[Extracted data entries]
......
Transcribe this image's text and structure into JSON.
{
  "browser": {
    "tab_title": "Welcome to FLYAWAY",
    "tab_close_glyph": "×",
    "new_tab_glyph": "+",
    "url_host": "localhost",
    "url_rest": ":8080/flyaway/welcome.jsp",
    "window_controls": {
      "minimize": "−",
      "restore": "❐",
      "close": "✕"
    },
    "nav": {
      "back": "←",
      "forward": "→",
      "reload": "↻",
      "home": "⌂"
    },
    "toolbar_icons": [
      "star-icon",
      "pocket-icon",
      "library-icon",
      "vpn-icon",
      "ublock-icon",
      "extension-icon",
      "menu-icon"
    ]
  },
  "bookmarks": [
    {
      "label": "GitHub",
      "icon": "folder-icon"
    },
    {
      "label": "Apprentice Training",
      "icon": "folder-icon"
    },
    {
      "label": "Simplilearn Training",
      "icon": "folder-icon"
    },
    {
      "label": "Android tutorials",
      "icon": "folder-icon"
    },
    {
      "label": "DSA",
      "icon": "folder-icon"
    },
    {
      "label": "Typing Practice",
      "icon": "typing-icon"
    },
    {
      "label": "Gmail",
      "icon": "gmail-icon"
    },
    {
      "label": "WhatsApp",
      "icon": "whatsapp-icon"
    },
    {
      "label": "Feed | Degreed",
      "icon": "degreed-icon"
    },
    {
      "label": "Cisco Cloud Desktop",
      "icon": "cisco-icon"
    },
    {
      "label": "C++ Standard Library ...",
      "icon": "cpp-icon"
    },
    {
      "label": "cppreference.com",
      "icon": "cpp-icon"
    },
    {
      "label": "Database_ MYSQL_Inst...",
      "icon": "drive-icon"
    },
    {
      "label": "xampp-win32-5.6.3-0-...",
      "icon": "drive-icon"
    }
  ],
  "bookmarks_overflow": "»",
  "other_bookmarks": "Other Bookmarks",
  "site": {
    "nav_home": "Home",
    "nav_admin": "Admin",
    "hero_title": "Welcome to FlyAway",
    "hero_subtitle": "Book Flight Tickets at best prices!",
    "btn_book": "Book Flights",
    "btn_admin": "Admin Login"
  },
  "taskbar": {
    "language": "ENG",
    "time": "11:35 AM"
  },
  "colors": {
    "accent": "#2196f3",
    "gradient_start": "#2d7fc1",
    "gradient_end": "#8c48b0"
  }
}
......
### Required task
Output the records verbatim, from the first line to the last.

### Solution to the problem
Transcribe this image's text and structure into JSON.
{
  "browser": {
    "tab_title": "Welcome to FLYAWAY",
    "tab_close_glyph": "×",
    "new_tab_glyph": "+",
    "url_host": "localhost",
    "url_rest": ":8080/flyaway/welcome.jsp",
    "window_controls": {
      "minimize": "−",
      "restore": "❐",
      "close": "✕"
    },
    "nav": {
      "back": "←",
      "forward": "→",
      "reload": "↻",
      "home": "⌂"
    },
    "toolbar_icons": [
      "star-icon",
      "pocket-icon",
      "library-icon",
      "vpn-icon",
      "ublock-icon",
      "extension-icon",
      "menu-icon"
    ]
  },
  "bookmarks": [
    {
      "label": "GitHub",
      "icon": "folder-icon"
    },
    {
      "label": "Apprentice Training",
      "icon": "folder-icon"
    },
    {
      "label": "Simplilearn Training",
      "icon": "folder-icon"
    },
    {
      "label": "Android tutorials",
      "icon": "folder-icon"
    },
    {
      "label": "DSA",
      "icon": "folder-icon"
    },
    {
      "label": "Typing Practice",
      "icon": "typing-icon"
    },
    {
      "label": "Gmail",
      "icon": "gmail-icon"
    },
    {
      "label": "WhatsApp",
      "icon": "whatsapp-icon"
    },
    {
      "label": "Feed | Degreed",
      "icon": "degreed-icon"
    },
    {
      "label": "Cisco Cloud Desktop",
      "icon": "cisco-icon"
    },
    {
      "label": "C++ Standard Library ...",
      "icon": "cpp-icon"
    },
    {
      "label": "cppreference.com",
      "icon": "cpp-icon"
    },
    {
      "label": "Database_ MYSQL_Inst...",
      "icon": "drive-icon"
    },
    {
      "label": "xampp-win32-5.6.3-0-...",
      "icon": "drive-icon"
    }
  ],
  "bookmarks_overflow": "»",
  "other_bookmarks": "Other Bookmarks",
  "site": {
    "nav_home": "Home",
    "nav_admin": "Admin",
    "hero_title": "Welcome to FlyAway",
    "hero_subtitle": "Book Flight Tickets at best prices!",
    "btn_book": "Book Flights",
    "btn_admin": "Admin Login"
  },
  "taskbar": {
    "language": "ENG",
    "time": "11:35 AM"
  },
  "colors": {
    "accent": "#2196f3",
    "gradient_start": "#2d7fc1",
    "gradient_end": "#8c48b0"
  }
}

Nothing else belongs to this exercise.